## Work instructions
The records below hold pictures; please leave those out and retype the rest exactly.

## Supplied records
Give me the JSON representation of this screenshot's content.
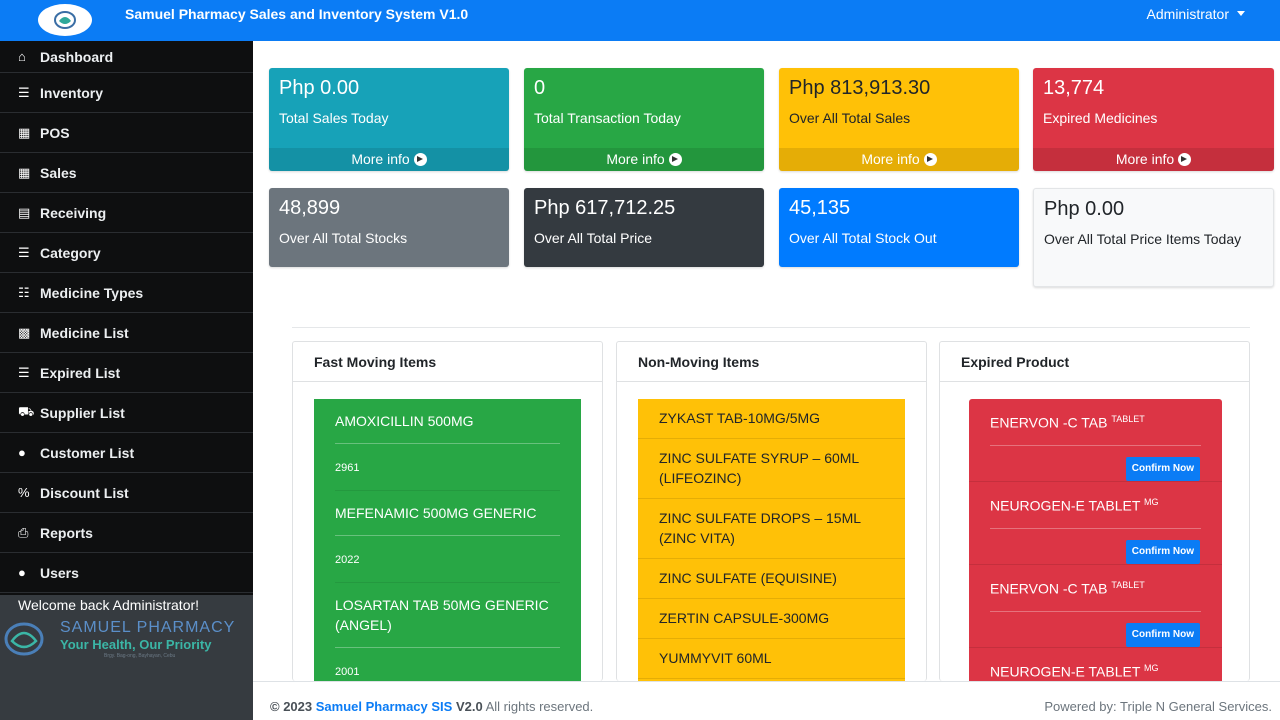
{
  "header": {
    "brand": "Samuel Pharmacy Sales and Inventory System V1.0",
    "user_menu": "Administrator"
  },
  "sidebar": {
    "items": [
      {
        "label": "Dashboard",
        "icon": "home-icon"
      },
      {
        "label": "Inventory",
        "icon": "list-icon"
      },
      {
        "label": "POS",
        "icon": "coins-icon"
      },
      {
        "label": "Sales",
        "icon": "coins-icon"
      },
      {
        "label": "Receiving",
        "icon": "file-icon"
      },
      {
        "label": "Category",
        "icon": "list-icon"
      },
      {
        "label": "Medicine Types",
        "icon": "table-list-icon"
      },
      {
        "label": "Medicine List",
        "icon": "boxes-icon"
      },
      {
        "label": "Expired List",
        "icon": "list-icon"
      },
      {
        "label": "Supplier List",
        "icon": "truck-icon"
      },
      {
        "label": "Customer List",
        "icon": "user-friends-icon"
      },
      {
        "label": "Discount List",
        "icon": "percent-icon"
      },
      {
        "label": "Reports",
        "icon": "print-icon"
      },
      {
        "label": "Users",
        "icon": "users-icon"
      }
    ],
    "welcome": "Welcome back Administrator!",
    "watermark": {
      "title": "SAMUEL PHARMACY",
      "slogan": "Your Health, Our Priority",
      "address": "Brgy. Bag-ong, Bayhayan, Cebu"
    }
  },
  "stats": [
    {
      "value": "Php 0.00",
      "label": "Total Sales Today",
      "more": "More info",
      "color": "#17a2b8"
    },
    {
      "value": "0",
      "label": "Total Transaction Today",
      "more": "More info",
      "color": "#28a745"
    },
    {
      "value": "Php 813,913.30",
      "label": "Over All Total Sales",
      "more": "More info",
      "color": "#ffc107"
    },
    {
      "value": "13,774",
      "label": "Expired Medicines",
      "more": "More info",
      "color": "#dc3545"
    },
    {
      "value": "48,899",
      "label": "Over All Total Stocks",
      "color": "#6c757d"
    },
    {
      "value": "Php 617,712.25",
      "label": "Over All Total Price",
      "color": "#343a40"
    },
    {
      "value": "45,135",
      "label": "Over All Total Stock Out",
      "color": "#007bff"
    },
    {
      "value": "Php 0.00",
      "label": "Over All Total Price Items Today",
      "color": "#f8f9fa"
    }
  ],
  "fast_moving": {
    "title": "Fast Moving Items",
    "items": [
      {
        "name": "AMOXICILLIN 500MG",
        "qty": "2961"
      },
      {
        "name": "MEFENAMIC 500MG GENERIC",
        "qty": "2022"
      },
      {
        "name": "LOSARTAN TAB 50MG GENERIC (ANGEL)",
        "qty": "2001"
      }
    ]
  },
  "non_moving": {
    "title": "Non-Moving Items",
    "items": [
      "ZYKAST TAB-10MG/5MG",
      "ZINC SULFATE SYRUP – 60ML (LIFEOZINC)",
      "ZINC SULFATE DROPS – 15ML (ZINC VITA)",
      "ZINC SULFATE (EQUISINE)",
      "ZERTIN CAPSULE-300MG",
      "YUMMYVIT 60ML"
    ]
  },
  "expired": {
    "title": "Expired Product",
    "confirm_label": "Confirm Now",
    "items": [
      {
        "name": "ENERVON -C TAB",
        "unit": "TABLET"
      },
      {
        "name": "NEUROGEN-E TABLET",
        "unit": "MG"
      },
      {
        "name": "ENERVON -C TAB",
        "unit": "TABLET"
      },
      {
        "name": "NEUROGEN-E TABLET",
        "unit": "MG"
      }
    ]
  },
  "footer": {
    "copyright": "© 2023",
    "app_name": "Samuel Pharmacy SIS",
    "version": "V2.0",
    "rights": "All rights reserved.",
    "powered": "Powered by: Triple N General Services."
  }
}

## Answer below
Give me the JSON representation of this screenshot's content.
{
  "header": {
    "brand": "Samuel Pharmacy Sales and Inventory System V1.0",
    "user_menu": "Administrator"
  },
  "sidebar": {
    "items": [
      {
        "label": "Dashboard",
        "icon": "home-icon"
      },
      {
        "label": "Inventory",
        "icon": "list-icon"
      },
      {
        "label": "POS",
        "icon": "coins-icon"
      },
      {
        "label": "Sales",
        "icon": "coins-icon"
      },
      {
        "label": "Receiving",
        "icon": "file-icon"
      },
      {
        "label": "Category",
        "icon": "list-icon"
      },
      {
        "label": "Medicine Types",
        "icon": "table-list-icon"
      },
      {
        "label": "Medicine List",
        "icon": "boxes-icon"
      },
      {
        "label": "Expired List",
        "icon": "list-icon"
      },
      {
        "label": "Supplier List",
        "icon": "truck-icon"
      },
      {
        "label": "Customer List",
        "icon": "user-friends-icon"
      },
      {
        "label": "Discount List",
        "icon": "percent-icon"
      },
      {
        "label": "Reports",
        "icon": "print-icon"
      },
      {
        "label": "Users",
        "icon": "users-icon"
      }
    ],
    "welcome": "Welcome back Administrator!",
    "watermark": {
      "title": "SAMUEL PHARMACY",
      "slogan": "Your Health, Our Priority",
      "address": "Brgy. Bag-ong, Bayhayan, Cebu"
    }
  },
  "stats": [
    {
      "value": "Php 0.00",
      "label": "Total Sales Today",
      "more": "More info",
      "color": "#17a2b8"
    },
    {
      "value": "0",
      "label": "Total Transaction Today",
      "more": "More info",
      "color": "#28a745"
    },
    {
      "value": "Php 813,913.30",
      "label": "Over All Total Sales",
      "more": "More info",
      "color": "#ffc107"
    },
    {
      "value": "13,774",
      "label": "Expired Medicines",
      "more": "More info",
      "color": "#dc3545"
    },
    {
      "value": "48,899",
      "label": "Over All Total Stocks",
      "color": "#6c757d"
    },
    {
      "value": "Php 617,712.25",
      "label": "Over All Total Price",
      "color": "#343a40"
    },
    {
      "value": "45,135",
      "label": "Over All Total Stock Out",
      "color": "#007bff"
    },
    {
      "value": "Php 0.00",
      "label": "Over All Total Price Items Today",
      "color": "#f8f9fa"
    }
  ],
  "fast_moving": {
    "title": "Fast Moving Items",
    "items": [
      {
        "name": "AMOXICILLIN 500MG",
        "qty": "2961"
      },
      {
        "name": "MEFENAMIC 500MG GENERIC",
        "qty": "2022"
      },
      {
        "name": "LOSARTAN TAB 50MG GENERIC (ANGEL)",
        "qty": "2001"
      }
    ]
  },
  "non_moving": {
    "title": "Non-Moving Items",
    "items": [
      "ZYKAST TAB-10MG/5MG",
      "ZINC SULFATE SYRUP – 60ML (LIFEOZINC)",
      "ZINC SULFATE DROPS – 15ML (ZINC VITA)",
      "ZINC SULFATE (EQUISINE)",
      "ZERTIN CAPSULE-300MG",
      "YUMMYVIT 60ML"
    ]
  },
  "expired": {
    "title": "Expired Product",
    "confirm_label": "Confirm Now",
    "items": [
      {
        "name": "ENERVON -C TAB",
        "unit": "TABLET"
      },
      {
        "name": "NEUROGEN-E TABLET",
        "unit": "MG"
      },
      {
        "name": "ENERVON -C TAB",
        "unit": "TABLET"
      },
      {
        "name": "NEUROGEN-E TABLET",
        "unit": "MG"
      }
    ]
  },
  "footer": {
    "copyright": "© 2023",
    "app_name": "Samuel Pharmacy SIS",
    "version": "V2.0",
    "rights": "All rights reserved.",
    "powered": "Powered by: Triple N General Services."
  }
}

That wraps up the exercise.